Stated goal:
Rewrite the data below with "pixel bbox" changed to "pixel bounding box" and everything else left as it is.
———
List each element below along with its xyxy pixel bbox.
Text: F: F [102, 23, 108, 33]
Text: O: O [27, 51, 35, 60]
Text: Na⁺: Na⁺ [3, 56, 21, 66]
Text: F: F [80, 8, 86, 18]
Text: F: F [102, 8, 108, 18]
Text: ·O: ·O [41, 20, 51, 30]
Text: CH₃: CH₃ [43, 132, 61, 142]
———
Task response:
List each element below along with its xyxy pixel bounding box.
Text: F: F [102, 23, 108, 33]
Text: O: O [27, 51, 35, 60]
Text: Na⁺: Na⁺ [3, 56, 21, 66]
Text: F: F [80, 8, 86, 18]
Text: F: F [102, 8, 108, 18]
Text: ·O: ·O [41, 20, 51, 30]
Text: CH₃: CH₃ [43, 132, 61, 142]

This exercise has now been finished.